● **Exercise**
From the entries below, extract every line that includes the word "prehispánico".

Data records
● ● ● ●

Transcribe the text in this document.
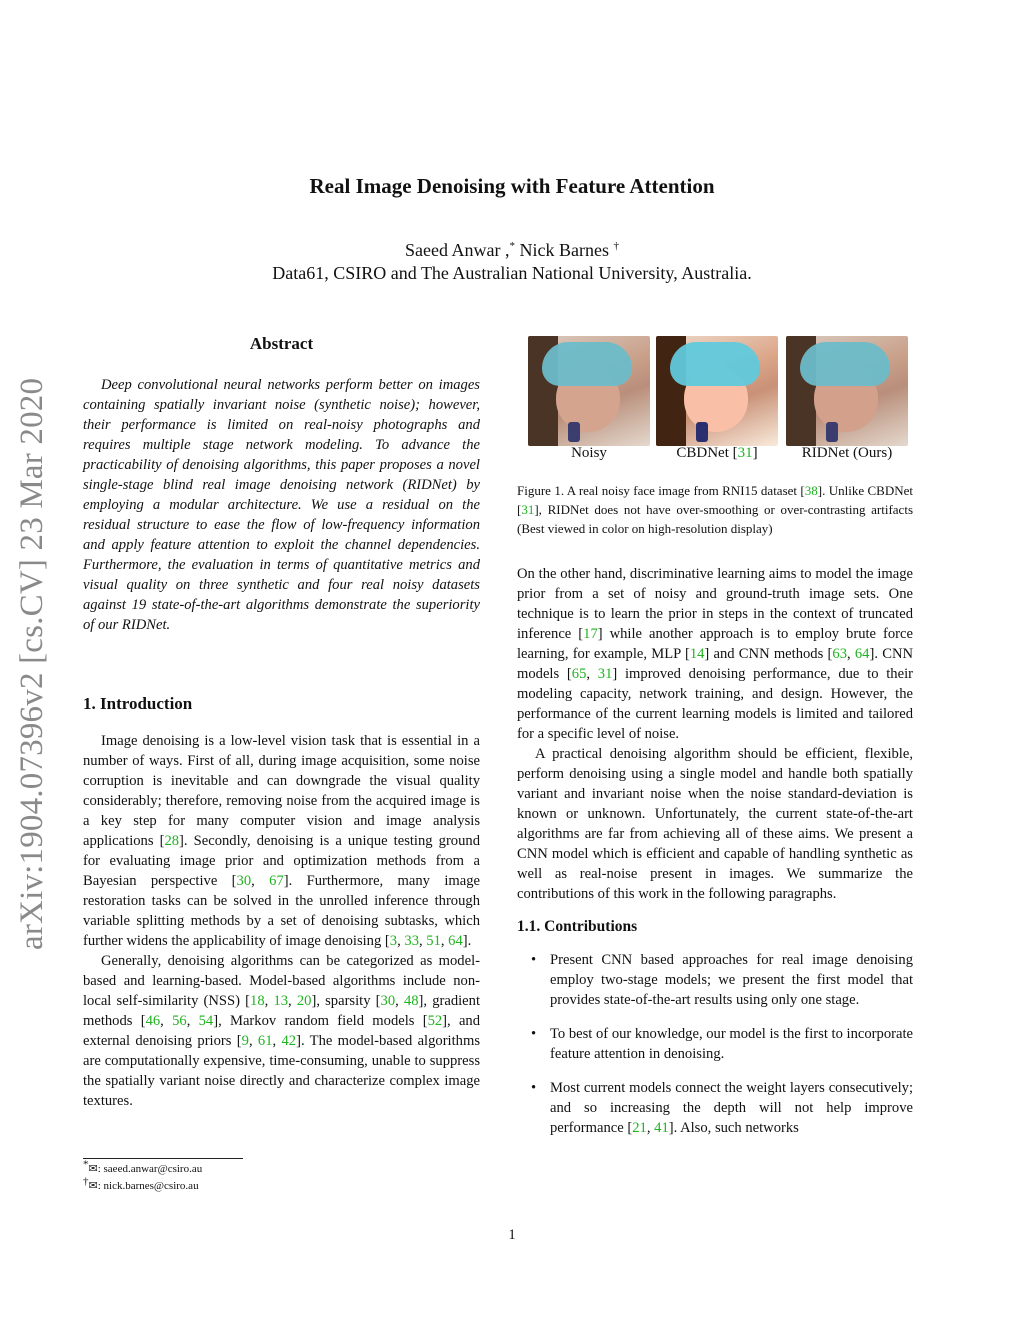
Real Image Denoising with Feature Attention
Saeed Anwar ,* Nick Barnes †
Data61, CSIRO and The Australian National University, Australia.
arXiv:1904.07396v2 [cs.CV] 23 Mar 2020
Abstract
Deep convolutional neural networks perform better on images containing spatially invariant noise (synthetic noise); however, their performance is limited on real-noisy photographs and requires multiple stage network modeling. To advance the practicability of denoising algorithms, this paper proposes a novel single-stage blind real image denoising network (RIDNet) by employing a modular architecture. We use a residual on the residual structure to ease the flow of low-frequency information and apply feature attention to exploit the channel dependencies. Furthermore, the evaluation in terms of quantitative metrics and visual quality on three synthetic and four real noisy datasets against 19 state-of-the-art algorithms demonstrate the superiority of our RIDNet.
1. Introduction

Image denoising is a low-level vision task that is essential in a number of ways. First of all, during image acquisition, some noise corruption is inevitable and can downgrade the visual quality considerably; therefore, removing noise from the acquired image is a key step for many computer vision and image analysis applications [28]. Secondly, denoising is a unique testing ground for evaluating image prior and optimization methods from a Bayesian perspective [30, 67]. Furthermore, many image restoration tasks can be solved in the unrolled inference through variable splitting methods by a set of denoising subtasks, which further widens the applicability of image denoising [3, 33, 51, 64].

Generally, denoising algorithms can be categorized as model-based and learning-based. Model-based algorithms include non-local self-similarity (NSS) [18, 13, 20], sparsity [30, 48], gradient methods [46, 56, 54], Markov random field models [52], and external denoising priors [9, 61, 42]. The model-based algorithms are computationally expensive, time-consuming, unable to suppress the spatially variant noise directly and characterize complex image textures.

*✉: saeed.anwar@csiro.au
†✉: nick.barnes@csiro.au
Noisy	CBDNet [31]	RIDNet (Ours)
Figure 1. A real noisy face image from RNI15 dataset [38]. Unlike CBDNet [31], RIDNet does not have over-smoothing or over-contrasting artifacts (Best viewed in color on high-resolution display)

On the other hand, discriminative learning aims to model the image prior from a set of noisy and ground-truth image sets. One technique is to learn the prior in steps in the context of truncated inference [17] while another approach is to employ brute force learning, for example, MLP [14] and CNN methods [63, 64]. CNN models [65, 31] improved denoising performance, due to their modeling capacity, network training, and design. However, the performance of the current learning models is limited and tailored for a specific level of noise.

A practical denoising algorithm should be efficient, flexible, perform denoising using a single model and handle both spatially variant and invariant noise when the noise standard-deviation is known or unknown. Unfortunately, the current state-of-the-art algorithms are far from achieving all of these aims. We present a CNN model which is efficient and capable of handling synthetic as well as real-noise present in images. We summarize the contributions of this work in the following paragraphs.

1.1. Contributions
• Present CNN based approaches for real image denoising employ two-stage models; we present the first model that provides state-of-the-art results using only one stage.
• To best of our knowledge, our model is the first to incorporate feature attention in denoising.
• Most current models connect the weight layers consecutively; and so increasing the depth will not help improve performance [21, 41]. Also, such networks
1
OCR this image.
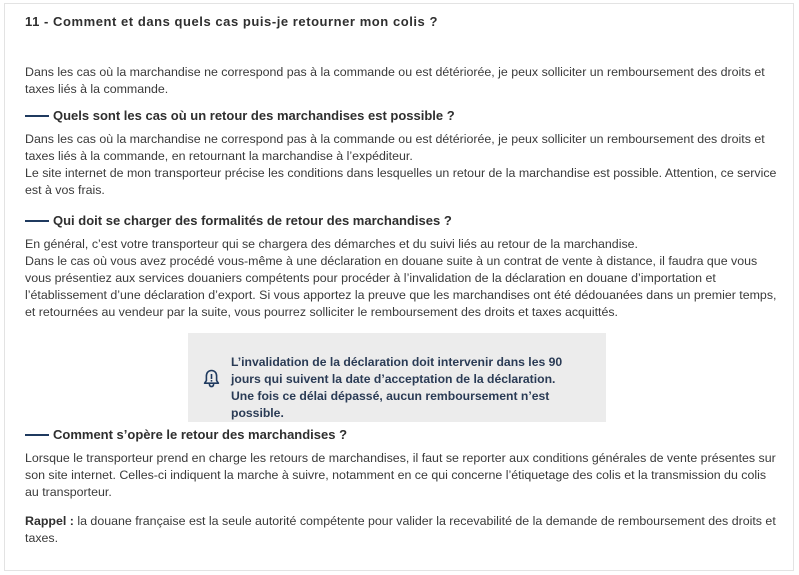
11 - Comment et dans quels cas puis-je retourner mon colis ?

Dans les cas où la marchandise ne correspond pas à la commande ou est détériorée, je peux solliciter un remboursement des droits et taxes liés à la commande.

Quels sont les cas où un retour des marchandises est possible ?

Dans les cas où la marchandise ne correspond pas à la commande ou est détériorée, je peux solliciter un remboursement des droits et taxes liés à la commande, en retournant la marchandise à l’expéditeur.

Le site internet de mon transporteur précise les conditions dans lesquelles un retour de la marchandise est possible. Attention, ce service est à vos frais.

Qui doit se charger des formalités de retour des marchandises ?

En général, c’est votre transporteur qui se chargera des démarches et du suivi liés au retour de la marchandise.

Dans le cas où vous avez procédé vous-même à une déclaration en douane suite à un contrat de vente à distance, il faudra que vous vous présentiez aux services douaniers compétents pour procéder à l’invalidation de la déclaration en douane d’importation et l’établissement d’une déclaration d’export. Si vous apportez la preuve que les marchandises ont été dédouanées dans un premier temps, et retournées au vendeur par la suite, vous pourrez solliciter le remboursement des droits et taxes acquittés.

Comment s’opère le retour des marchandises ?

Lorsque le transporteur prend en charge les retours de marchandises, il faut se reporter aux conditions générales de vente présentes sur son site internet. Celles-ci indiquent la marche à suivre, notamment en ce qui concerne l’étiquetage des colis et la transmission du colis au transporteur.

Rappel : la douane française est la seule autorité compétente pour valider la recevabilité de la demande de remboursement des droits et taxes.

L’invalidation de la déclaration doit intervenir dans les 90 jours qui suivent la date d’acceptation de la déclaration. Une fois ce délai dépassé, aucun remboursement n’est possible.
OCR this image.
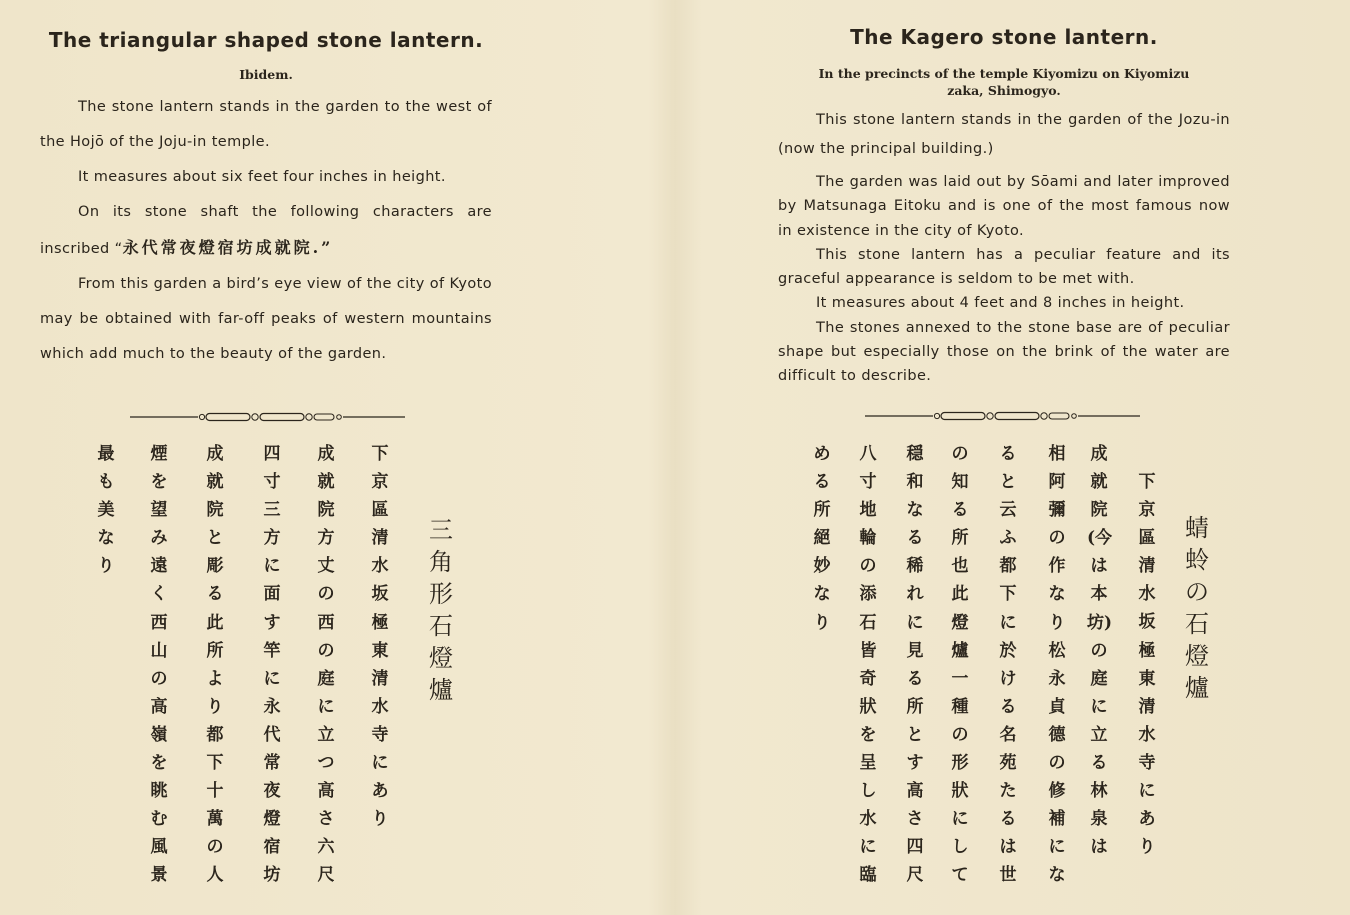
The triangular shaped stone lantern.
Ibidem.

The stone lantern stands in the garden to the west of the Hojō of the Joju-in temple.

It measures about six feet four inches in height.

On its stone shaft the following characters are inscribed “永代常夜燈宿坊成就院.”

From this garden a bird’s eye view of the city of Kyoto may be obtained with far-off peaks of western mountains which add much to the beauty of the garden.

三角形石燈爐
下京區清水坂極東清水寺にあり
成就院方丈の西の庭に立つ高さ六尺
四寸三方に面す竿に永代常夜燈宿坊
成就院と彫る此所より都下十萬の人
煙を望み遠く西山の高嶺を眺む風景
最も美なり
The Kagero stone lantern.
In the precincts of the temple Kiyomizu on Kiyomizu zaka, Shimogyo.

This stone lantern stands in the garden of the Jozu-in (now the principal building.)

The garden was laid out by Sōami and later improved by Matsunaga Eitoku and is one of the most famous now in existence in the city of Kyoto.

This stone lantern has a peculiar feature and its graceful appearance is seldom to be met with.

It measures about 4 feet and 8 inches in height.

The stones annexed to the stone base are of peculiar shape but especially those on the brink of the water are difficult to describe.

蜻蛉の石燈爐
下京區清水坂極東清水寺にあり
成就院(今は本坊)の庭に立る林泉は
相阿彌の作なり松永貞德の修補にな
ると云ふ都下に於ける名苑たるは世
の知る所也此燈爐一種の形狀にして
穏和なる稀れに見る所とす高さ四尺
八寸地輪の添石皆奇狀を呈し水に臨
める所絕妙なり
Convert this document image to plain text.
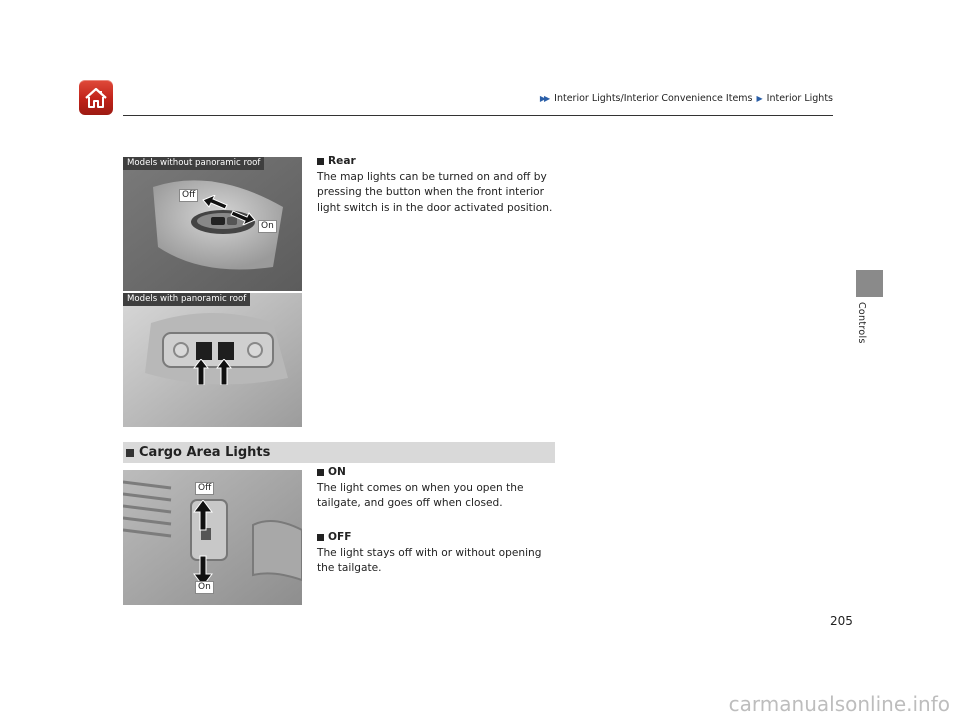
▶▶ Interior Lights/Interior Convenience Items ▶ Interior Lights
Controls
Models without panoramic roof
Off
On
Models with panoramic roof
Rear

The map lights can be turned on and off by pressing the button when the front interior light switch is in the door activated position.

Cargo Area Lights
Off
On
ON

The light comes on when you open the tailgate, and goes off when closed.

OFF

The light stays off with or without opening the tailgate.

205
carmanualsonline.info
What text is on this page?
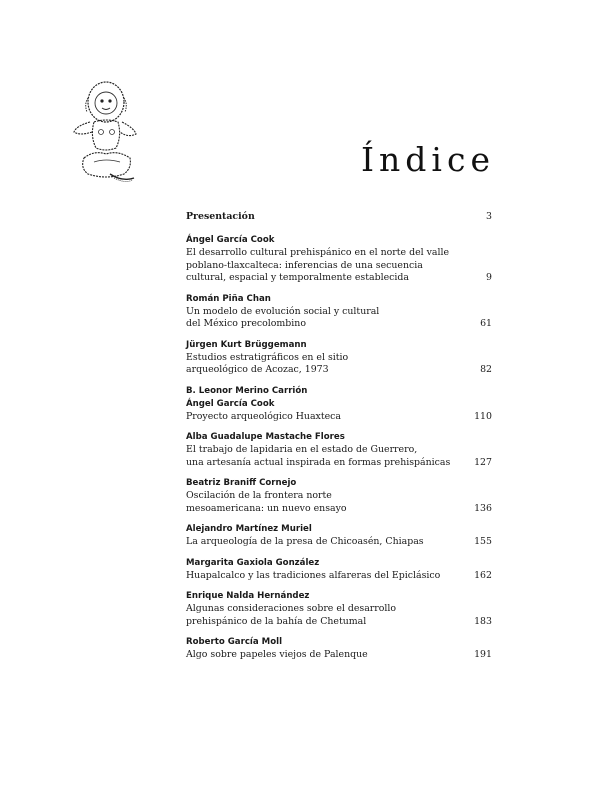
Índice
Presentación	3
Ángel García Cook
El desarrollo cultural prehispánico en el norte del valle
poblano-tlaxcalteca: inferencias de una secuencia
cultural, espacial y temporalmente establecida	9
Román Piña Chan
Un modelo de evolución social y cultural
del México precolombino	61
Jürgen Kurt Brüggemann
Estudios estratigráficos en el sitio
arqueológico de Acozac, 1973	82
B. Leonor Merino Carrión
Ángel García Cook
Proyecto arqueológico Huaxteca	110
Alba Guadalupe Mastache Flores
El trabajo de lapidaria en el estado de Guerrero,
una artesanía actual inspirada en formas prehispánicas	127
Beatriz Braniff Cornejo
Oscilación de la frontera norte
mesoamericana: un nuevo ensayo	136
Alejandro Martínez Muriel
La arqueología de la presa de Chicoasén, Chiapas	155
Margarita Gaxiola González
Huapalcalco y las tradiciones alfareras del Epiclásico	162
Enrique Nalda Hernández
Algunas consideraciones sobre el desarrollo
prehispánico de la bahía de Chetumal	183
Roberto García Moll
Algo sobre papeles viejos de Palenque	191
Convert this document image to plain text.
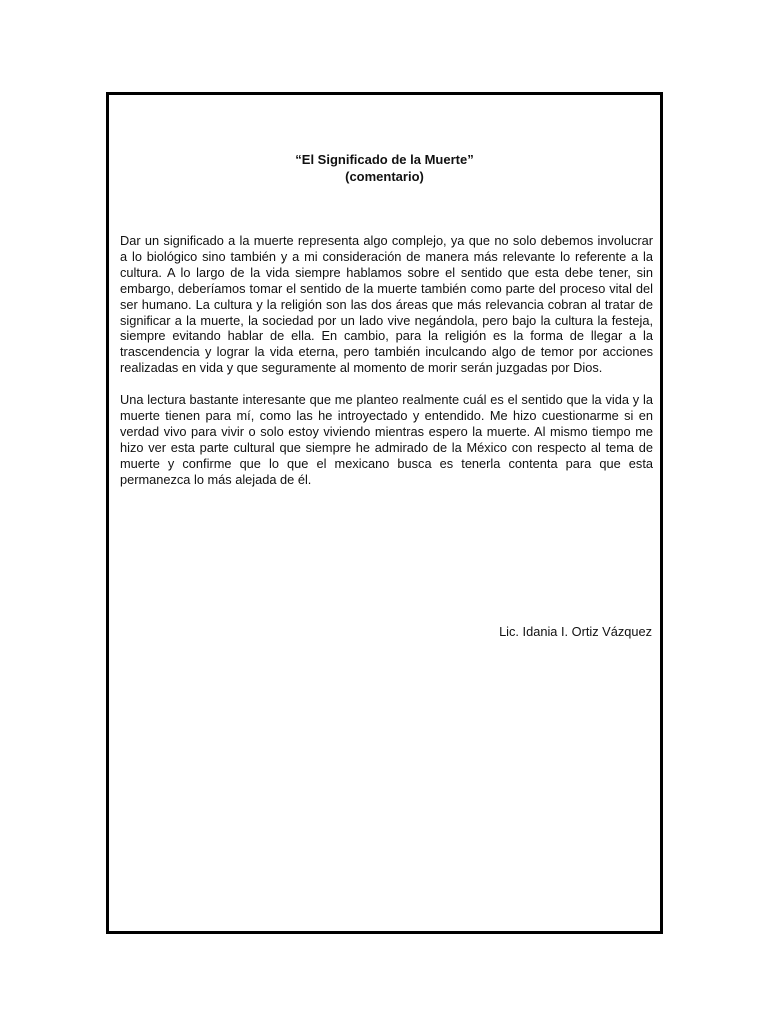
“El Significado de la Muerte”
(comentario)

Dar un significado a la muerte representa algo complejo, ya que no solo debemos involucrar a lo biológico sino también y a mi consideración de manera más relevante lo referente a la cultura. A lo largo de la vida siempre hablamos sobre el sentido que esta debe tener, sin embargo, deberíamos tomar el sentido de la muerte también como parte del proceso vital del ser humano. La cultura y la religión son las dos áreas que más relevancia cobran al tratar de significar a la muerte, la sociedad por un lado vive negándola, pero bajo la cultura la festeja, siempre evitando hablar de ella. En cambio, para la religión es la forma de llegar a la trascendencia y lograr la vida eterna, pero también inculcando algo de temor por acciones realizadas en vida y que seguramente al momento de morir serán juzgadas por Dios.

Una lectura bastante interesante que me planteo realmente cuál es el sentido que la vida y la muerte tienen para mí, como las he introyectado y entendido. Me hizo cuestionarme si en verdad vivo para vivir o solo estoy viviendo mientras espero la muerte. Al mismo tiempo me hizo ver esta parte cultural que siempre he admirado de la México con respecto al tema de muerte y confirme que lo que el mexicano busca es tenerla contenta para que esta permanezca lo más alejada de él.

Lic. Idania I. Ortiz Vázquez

● ● ● ●

● **Full output**
El desarrollo cultural prehispánico en el norte del valle
prehispánico de la bahía de Chetumal	183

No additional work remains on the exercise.